Direction: Extract all lines that hold the string "efforts".

○ ○ ○ ○ ○

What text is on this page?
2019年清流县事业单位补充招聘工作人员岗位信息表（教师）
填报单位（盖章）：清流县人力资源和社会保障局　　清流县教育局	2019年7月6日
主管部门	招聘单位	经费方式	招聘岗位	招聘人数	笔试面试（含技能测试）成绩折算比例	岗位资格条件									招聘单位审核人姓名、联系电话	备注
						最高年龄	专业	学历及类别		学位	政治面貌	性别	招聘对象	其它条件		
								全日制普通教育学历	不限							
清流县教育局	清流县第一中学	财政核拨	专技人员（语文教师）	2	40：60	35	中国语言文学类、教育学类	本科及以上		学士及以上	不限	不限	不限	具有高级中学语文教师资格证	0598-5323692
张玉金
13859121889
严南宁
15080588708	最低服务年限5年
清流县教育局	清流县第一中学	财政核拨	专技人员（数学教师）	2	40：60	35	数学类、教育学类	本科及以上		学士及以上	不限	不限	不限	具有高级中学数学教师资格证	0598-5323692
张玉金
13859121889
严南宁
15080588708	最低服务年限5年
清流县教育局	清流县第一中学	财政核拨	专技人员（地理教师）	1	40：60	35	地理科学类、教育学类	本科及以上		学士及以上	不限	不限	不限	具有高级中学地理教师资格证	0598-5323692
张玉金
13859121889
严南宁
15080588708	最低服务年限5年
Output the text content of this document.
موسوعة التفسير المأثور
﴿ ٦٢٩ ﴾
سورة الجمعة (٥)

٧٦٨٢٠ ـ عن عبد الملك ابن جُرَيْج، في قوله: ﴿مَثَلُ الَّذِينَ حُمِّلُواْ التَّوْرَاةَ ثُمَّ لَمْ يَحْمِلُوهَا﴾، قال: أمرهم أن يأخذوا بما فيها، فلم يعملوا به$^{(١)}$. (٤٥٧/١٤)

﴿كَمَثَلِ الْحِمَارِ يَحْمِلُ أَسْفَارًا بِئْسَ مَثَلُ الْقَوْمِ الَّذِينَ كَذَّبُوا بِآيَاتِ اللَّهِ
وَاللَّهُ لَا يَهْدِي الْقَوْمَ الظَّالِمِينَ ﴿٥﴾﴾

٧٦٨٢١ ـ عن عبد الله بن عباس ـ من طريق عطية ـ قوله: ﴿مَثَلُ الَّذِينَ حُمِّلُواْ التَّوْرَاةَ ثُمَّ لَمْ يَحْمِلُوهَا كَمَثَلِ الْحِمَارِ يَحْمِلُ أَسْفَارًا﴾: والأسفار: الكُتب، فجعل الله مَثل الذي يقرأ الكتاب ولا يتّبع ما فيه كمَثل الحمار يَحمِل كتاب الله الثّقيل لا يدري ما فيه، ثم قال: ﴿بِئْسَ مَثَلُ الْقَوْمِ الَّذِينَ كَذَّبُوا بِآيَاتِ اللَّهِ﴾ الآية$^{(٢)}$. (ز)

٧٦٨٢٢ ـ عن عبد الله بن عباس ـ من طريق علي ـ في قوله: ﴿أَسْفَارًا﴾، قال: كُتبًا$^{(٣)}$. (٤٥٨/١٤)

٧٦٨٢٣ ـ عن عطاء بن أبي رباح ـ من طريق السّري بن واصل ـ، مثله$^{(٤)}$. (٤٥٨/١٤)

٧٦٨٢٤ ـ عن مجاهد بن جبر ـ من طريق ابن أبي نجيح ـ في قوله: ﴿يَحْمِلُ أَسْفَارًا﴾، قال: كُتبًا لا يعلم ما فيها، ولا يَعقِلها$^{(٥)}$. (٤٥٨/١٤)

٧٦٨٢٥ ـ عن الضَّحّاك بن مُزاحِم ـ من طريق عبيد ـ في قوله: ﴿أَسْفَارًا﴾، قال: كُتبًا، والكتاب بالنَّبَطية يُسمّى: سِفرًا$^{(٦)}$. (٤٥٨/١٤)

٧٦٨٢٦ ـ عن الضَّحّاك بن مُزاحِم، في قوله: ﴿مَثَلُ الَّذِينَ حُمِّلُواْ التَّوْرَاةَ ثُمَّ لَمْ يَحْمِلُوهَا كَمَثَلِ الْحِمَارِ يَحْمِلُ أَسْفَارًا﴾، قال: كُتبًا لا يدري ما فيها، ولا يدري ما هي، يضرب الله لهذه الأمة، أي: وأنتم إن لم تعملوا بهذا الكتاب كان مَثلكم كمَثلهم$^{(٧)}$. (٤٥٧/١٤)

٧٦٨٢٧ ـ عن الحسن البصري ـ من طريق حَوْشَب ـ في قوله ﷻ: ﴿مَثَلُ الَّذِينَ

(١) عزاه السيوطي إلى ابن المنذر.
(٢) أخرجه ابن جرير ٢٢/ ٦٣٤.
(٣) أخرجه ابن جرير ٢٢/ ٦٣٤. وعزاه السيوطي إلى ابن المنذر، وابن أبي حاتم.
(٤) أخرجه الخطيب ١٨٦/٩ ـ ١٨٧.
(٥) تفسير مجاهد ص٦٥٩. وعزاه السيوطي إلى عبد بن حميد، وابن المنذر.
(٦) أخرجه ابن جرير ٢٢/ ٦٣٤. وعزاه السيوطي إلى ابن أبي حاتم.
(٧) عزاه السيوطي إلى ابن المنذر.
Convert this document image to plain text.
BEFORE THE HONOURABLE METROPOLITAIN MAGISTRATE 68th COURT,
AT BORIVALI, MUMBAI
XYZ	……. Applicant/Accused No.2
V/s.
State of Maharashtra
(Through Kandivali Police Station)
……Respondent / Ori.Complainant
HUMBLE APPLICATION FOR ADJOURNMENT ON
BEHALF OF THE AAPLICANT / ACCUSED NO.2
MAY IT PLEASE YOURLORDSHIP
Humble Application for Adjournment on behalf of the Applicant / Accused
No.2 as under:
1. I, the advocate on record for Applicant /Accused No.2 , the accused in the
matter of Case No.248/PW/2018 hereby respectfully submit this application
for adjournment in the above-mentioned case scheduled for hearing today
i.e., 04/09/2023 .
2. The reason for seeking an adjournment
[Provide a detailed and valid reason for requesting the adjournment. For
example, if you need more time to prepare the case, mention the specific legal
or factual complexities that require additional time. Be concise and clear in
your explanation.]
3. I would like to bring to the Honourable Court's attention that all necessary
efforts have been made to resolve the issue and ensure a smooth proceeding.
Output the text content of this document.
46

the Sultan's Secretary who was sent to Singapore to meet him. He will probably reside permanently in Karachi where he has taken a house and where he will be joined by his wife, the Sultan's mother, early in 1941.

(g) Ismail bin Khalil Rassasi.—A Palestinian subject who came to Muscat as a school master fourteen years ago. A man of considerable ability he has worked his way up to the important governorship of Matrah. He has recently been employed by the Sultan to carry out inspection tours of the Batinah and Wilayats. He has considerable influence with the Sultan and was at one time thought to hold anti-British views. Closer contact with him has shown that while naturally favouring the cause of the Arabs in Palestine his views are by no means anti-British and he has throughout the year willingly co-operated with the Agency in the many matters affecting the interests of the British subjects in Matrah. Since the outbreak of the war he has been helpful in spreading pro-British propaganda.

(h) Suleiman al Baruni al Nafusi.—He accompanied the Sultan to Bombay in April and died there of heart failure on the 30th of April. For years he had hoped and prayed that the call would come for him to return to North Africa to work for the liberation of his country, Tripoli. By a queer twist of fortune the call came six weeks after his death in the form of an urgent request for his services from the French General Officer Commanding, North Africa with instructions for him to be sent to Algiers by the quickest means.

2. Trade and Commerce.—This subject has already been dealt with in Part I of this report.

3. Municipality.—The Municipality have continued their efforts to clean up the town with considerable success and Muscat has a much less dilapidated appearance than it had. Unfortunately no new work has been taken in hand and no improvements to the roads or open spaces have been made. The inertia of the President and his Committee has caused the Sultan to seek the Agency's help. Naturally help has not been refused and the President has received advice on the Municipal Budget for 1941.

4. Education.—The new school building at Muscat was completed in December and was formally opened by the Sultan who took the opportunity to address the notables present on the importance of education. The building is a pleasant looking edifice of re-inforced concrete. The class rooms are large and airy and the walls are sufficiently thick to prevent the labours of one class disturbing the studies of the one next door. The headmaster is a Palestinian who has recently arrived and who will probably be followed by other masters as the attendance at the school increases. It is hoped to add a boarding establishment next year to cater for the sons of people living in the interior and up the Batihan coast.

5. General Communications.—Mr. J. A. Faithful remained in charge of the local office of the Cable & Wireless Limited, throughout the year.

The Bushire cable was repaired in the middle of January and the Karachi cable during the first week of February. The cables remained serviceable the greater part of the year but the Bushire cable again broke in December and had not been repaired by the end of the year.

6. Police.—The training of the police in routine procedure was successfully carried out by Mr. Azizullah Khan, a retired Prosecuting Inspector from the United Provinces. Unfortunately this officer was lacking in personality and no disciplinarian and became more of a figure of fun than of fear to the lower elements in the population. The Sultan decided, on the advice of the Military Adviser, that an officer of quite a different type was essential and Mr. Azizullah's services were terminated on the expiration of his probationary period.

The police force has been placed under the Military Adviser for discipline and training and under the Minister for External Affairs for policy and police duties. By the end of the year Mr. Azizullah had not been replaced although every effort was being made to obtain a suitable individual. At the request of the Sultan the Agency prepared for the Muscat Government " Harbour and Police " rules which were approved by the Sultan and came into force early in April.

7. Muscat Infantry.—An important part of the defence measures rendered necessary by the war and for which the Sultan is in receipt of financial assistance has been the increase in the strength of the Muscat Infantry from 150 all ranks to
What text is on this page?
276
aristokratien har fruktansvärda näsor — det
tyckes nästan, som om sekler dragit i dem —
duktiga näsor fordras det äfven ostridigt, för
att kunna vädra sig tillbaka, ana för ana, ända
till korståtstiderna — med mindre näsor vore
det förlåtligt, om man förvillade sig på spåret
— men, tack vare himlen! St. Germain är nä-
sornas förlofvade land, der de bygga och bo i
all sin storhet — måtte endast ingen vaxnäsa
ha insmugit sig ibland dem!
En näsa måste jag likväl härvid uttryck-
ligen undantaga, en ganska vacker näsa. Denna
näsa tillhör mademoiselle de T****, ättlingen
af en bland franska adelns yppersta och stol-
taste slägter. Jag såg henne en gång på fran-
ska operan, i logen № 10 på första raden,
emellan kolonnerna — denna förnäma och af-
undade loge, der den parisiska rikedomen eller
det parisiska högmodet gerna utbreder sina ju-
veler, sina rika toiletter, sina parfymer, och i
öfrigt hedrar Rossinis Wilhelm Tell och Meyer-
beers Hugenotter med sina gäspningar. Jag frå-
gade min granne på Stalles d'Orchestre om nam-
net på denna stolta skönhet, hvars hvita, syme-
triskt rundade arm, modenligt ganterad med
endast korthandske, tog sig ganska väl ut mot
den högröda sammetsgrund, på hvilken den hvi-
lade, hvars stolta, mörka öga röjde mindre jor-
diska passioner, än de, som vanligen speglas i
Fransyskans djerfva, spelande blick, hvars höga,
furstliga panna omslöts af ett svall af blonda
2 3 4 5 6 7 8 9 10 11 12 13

○ ○ ○ ○ ○

Output for this task:
efforts have been made to resolve the issue and ensure a smooth proceeding.
3. Municipality.—The Municipality have continued their efforts to clean up the town with considerable success and Muscat has a much less dilapidated appearance than it had. Unfortunately no new work has been taken in hand and no improvements to the roads or open spaces have been made. The inertia of the President and his Committee has caused the Sultan to seek the Agency's help. Naturally help has not been refused and the President has received advice on the Municipal Budget for 1941.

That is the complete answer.